* **TO DO**: Gather up every line from the entries below that uses the word "text".

* **DATA SHOWN**:
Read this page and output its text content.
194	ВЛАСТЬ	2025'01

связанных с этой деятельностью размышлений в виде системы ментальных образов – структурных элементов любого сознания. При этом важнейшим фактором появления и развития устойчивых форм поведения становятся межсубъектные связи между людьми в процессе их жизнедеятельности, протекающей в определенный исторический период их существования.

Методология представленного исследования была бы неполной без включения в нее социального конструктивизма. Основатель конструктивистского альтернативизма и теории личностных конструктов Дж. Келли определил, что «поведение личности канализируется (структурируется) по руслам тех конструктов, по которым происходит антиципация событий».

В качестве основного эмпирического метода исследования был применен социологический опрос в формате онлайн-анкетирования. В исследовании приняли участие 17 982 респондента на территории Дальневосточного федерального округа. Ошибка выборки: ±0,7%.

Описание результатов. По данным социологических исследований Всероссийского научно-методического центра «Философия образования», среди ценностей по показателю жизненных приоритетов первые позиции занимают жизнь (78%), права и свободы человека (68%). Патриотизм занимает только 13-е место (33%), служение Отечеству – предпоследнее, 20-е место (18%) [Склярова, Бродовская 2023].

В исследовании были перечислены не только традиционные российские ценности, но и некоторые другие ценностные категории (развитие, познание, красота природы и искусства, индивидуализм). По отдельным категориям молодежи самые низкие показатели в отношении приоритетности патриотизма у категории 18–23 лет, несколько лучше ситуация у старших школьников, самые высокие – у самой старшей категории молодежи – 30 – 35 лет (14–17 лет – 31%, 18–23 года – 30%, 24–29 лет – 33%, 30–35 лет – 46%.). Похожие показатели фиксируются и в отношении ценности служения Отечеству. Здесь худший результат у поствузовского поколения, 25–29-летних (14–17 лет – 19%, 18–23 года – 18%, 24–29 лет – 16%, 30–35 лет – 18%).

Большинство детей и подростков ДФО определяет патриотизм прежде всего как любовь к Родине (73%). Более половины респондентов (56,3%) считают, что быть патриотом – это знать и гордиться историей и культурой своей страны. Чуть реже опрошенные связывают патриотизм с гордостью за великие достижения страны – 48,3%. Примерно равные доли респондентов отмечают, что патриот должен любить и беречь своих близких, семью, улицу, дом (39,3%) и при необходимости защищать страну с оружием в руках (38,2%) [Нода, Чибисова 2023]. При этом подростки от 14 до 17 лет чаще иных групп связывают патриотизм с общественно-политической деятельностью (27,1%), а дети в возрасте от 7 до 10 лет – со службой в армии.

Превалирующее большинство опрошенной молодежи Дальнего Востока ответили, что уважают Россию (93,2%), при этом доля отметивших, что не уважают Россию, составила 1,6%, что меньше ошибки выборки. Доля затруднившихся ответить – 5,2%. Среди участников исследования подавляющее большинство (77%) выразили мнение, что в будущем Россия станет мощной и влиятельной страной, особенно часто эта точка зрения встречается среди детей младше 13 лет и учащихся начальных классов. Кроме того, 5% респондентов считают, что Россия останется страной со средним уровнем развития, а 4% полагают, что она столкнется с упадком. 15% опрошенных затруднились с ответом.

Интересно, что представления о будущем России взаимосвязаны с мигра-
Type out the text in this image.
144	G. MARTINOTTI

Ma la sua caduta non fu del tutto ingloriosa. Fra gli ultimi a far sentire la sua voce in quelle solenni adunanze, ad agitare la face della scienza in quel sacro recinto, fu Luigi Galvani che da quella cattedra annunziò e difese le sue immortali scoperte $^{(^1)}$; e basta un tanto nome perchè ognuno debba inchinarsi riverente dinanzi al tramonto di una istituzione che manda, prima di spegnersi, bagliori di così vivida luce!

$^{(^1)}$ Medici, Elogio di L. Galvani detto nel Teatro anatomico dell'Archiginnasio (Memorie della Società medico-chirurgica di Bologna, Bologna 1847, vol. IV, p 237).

* **OUTPUT OF THE EXERCISE**:
Read this page and output its text content.
Type out the text in this image.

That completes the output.